Your objective: Retype all of the data exactly as given.

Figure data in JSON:

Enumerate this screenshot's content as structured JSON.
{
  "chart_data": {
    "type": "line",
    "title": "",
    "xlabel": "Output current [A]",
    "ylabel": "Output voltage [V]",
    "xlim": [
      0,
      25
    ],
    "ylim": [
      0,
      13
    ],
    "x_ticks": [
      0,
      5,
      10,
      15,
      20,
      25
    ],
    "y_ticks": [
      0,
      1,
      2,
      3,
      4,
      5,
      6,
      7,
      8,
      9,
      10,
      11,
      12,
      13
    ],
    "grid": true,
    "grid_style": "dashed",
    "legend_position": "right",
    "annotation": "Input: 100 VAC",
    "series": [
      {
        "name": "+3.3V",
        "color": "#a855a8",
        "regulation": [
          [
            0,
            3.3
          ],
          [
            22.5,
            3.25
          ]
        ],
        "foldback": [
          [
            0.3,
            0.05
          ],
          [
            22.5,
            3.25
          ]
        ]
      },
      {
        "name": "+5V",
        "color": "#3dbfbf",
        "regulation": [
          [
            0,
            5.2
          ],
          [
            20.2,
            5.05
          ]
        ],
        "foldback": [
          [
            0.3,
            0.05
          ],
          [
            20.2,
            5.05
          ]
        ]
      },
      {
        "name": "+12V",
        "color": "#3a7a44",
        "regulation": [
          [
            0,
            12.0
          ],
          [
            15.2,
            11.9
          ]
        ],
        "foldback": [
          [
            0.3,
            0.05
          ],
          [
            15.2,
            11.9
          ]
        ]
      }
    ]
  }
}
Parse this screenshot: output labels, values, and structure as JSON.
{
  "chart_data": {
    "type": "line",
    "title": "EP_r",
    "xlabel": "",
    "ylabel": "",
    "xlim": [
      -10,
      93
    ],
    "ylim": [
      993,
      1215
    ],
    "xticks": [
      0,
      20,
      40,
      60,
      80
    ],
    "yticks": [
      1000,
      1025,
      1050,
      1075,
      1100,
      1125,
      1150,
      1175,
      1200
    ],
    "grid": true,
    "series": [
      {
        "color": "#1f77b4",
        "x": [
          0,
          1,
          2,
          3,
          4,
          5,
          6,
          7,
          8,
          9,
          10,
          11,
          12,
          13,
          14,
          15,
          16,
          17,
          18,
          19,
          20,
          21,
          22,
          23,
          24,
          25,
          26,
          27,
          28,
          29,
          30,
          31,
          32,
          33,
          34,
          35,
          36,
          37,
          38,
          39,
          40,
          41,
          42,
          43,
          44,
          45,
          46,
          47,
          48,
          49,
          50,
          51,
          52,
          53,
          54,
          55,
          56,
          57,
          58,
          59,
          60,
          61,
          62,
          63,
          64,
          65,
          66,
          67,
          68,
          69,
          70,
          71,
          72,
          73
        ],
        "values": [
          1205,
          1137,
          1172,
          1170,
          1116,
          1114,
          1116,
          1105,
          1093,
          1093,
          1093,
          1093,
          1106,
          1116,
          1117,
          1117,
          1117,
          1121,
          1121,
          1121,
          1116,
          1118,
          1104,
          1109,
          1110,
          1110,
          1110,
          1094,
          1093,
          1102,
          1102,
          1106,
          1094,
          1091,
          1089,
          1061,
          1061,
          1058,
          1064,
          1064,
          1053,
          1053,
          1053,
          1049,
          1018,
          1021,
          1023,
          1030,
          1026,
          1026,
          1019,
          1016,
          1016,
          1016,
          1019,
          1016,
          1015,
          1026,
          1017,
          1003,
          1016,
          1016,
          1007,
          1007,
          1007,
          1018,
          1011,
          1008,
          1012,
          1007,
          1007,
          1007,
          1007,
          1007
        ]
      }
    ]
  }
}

Solution for this task:
Enumerate this screenshot's content as structured JSON.
{
  "chart_data": {
    "type": "line",
    "title": "",
    "xlabel": "Output current [A]",
    "ylabel": "Output voltage [V]",
    "xlim": [
      0,
      25
    ],
    "ylim": [
      0,
      13
    ],
    "x_ticks": [
      0,
      5,
      10,
      15,
      20,
      25
    ],
    "y_ticks": [
      0,
      1,
      2,
      3,
      4,
      5,
      6,
      7,
      8,
      9,
      10,
      11,
      12,
      13
    ],
    "grid": true,
    "grid_style": "dashed",
    "legend_position": "right",
    "annotation": "Input: 100 VAC",
    "series": [
      {
        "name": "+3.3V",
        "color": "#a855a8",
        "regulation": [
          [
            0,
            3.3
          ],
          [
            22.5,
            3.25
          ]
        ],
        "foldback": [
          [
            0.3,
            0.05
          ],
          [
            22.5,
            3.25
          ]
        ]
      },
      {
        "name": "+5V",
        "color": "#3dbfbf",
        "regulation": [
          [
            0,
            5.2
          ],
          [
            20.2,
            5.05
          ]
        ],
        "foldback": [
          [
            0.3,
            0.05
          ],
          [
            20.2,
            5.05
          ]
        ]
      },
      {
        "name": "+12V",
        "color": "#3a7a44",
        "regulation": [
          [
            0,
            12.0
          ],
          [
            15.2,
            11.9
          ]
        ],
        "foldback": [
          [
            0.3,
            0.05
          ],
          [
            15.2,
            11.9
          ]
        ]
      }
    ]
  }
}
Parse this screenshot: output labels, values, and structure as JSON.
{
  "chart_data": {
    "type": "line",
    "title": "EP_r",
    "xlabel": "",
    "ylabel": "",
    "xlim": [
      -10,
      93
    ],
    "ylim": [
      993,
      1215
    ],
    "xticks": [
      0,
      20,
      40,
      60,
      80
    ],
    "yticks": [
      1000,
      1025,
      1050,
      1075,
      1100,
      1125,
      1150,
      1175,
      1200
    ],
    "grid": true,
    "series": [
      {
        "color": "#1f77b4",
        "x": [
          0,
          1,
          2,
          3,
          4,
          5,
          6,
          7,
          8,
          9,
          10,
          11,
          12,
          13,
          14,
          15,
          16,
          17,
          18,
          19,
          20,
          21,
          22,
          23,
          24,
          25,
          26,
          27,
          28,
          29,
          30,
          31,
          32,
          33,
          34,
          35,
          36,
          37,
          38,
          39,
          40,
          41,
          42,
          43,
          44,
          45,
          46,
          47,
          48,
          49,
          50,
          51,
          52,
          53,
          54,
          55,
          56,
          57,
          58,
          59,
          60,
          61,
          62,
          63,
          64,
          65,
          66,
          67,
          68,
          69,
          70,
          71,
          72,
          73
        ],
        "values": [
          1205,
          1137,
          1172,
          1170,
          1116,
          1114,
          1116,
          1105,
          1093,
          1093,
          1093,
          1093,
          1106,
          1116,
          1117,
          1117,
          1117,
          1121,
          1121,
          1121,
          1116,
          1118,
          1104,
          1109,
          1110,
          1110,
          1110,
          1094,
          1093,
          1102,
          1102,
          1106,
          1094,
          1091,
          1089,
          1061,
          1061,
          1058,
          1064,
          1064,
          1053,
          1053,
          1053,
          1049,
          1018,
          1021,
          1023,
          1030,
          1026,
          1026,
          1019,
          1016,
          1016,
          1016,
          1019,
          1016,
          1015,
          1026,
          1017,
          1003,
          1016,
          1016,
          1007,
          1007,
          1007,
          1018,
          1011,
          1008,
          1012,
          1007,
          1007,
          1007,
          1007,
          1007
        ]
      }
    ]
  }
}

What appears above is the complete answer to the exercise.